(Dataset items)

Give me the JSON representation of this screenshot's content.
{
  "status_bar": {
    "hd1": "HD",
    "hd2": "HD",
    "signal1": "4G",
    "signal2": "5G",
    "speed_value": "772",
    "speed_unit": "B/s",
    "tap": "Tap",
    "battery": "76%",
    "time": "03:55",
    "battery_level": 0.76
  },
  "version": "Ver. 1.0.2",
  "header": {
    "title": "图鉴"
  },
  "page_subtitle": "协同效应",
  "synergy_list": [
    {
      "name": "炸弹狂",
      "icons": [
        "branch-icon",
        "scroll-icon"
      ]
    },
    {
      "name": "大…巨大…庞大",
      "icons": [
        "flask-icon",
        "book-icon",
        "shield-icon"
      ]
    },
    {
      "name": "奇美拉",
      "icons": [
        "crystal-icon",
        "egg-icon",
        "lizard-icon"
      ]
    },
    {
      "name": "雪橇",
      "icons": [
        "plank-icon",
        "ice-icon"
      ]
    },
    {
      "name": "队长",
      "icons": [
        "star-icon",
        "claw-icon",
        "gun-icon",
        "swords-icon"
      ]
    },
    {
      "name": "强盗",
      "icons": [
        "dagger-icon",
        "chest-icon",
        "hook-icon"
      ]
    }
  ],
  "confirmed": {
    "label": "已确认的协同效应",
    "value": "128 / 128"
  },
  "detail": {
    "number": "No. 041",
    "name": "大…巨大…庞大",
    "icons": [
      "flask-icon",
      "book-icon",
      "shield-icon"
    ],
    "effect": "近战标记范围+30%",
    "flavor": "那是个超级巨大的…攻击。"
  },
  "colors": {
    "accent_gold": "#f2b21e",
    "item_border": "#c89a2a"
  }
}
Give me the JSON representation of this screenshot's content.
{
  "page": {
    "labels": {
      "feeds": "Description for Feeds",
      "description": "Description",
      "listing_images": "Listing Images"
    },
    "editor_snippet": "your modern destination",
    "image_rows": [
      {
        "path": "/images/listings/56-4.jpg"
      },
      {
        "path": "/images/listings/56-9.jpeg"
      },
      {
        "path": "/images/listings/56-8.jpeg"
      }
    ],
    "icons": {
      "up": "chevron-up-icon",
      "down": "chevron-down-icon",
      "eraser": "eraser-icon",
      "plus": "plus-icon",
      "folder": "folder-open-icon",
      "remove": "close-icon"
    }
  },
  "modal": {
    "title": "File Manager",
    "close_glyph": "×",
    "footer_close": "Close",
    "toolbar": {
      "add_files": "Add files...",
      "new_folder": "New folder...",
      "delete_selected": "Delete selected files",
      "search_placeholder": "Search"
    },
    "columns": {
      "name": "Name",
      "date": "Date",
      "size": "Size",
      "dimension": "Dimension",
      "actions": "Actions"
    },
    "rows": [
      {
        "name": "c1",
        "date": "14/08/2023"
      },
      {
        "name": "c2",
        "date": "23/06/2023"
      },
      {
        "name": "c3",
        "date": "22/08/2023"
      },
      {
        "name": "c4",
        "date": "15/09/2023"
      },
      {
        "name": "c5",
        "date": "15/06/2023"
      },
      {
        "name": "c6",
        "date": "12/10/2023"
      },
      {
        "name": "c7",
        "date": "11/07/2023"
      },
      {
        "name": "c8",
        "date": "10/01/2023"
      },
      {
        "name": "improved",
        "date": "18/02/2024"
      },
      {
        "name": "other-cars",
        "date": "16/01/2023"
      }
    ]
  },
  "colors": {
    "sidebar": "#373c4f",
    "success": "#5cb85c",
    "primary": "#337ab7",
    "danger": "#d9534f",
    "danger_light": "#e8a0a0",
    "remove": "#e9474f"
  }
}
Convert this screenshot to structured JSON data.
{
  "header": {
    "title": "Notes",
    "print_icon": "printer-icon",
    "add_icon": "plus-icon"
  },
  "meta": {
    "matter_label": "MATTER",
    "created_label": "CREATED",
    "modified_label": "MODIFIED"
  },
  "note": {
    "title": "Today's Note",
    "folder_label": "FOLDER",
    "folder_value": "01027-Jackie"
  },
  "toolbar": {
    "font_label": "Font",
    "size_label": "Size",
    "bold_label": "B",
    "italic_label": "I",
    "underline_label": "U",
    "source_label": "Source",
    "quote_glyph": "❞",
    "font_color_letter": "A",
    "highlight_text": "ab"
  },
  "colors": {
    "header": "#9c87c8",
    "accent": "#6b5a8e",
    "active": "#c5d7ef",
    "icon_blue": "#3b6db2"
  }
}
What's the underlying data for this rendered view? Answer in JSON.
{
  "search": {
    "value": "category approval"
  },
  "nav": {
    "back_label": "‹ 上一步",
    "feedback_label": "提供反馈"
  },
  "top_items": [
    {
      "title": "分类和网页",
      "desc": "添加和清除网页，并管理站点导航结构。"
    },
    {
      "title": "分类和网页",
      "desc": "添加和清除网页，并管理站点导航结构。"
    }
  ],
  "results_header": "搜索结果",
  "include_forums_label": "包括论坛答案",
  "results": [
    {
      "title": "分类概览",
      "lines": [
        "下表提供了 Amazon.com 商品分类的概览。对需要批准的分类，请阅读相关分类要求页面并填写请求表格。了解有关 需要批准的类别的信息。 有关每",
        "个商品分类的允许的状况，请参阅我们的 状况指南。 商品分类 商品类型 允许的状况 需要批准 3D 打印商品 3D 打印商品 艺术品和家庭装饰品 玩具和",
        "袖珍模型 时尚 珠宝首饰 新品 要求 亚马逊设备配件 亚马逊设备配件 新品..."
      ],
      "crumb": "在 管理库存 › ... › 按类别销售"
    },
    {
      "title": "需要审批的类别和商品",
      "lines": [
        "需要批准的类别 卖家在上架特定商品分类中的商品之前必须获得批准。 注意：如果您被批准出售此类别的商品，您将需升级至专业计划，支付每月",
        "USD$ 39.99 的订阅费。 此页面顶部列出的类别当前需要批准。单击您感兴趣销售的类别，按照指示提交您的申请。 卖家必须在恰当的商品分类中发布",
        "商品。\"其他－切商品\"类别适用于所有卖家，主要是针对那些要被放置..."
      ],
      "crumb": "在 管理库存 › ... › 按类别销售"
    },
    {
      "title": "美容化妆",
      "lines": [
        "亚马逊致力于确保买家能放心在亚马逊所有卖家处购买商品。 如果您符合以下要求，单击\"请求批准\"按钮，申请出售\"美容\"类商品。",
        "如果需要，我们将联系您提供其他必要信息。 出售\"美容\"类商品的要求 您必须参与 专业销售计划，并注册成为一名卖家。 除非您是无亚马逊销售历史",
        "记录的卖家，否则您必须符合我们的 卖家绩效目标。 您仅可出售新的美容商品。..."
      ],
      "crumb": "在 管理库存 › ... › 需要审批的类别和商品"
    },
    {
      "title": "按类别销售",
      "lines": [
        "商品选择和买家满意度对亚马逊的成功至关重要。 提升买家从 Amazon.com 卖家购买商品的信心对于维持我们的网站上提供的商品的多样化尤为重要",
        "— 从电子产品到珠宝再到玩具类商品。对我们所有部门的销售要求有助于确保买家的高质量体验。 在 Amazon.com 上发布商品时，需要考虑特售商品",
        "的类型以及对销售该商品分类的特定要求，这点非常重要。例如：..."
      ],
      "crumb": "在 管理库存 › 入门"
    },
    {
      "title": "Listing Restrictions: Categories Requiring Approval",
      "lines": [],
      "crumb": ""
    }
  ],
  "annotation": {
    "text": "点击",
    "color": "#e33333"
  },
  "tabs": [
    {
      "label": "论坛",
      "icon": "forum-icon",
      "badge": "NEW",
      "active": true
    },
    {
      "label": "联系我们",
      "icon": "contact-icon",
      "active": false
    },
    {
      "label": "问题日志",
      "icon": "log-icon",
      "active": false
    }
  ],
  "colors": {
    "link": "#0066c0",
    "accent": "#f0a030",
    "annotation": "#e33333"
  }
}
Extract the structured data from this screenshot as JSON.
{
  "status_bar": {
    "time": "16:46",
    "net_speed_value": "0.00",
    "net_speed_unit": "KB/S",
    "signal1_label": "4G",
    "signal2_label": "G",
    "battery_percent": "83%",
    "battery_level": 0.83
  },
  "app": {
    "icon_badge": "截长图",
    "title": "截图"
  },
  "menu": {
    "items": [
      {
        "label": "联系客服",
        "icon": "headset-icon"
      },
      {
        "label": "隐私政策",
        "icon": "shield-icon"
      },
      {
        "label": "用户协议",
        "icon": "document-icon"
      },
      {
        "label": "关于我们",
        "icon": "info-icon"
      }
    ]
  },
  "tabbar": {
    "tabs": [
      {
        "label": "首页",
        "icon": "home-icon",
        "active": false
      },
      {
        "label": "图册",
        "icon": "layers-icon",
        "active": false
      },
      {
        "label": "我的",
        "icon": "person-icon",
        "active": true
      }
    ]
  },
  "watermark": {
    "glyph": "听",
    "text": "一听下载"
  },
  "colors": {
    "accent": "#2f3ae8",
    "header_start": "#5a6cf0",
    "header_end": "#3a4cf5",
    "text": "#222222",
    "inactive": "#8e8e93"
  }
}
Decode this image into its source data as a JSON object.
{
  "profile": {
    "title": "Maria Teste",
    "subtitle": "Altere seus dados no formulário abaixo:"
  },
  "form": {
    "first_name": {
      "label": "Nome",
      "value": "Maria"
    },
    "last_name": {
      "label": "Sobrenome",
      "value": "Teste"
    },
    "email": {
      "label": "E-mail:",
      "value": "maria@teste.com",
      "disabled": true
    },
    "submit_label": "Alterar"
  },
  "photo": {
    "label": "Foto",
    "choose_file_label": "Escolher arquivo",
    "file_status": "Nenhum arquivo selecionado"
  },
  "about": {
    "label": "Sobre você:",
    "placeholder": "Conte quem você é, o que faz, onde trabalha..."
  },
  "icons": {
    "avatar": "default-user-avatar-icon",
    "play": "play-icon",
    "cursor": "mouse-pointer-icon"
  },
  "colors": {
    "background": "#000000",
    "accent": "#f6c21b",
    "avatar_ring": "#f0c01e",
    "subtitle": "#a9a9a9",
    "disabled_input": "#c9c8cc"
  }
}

● The problem: Lines of the listing that contain the word "você" are to be counted; report only their number.

● Finished exercise: 2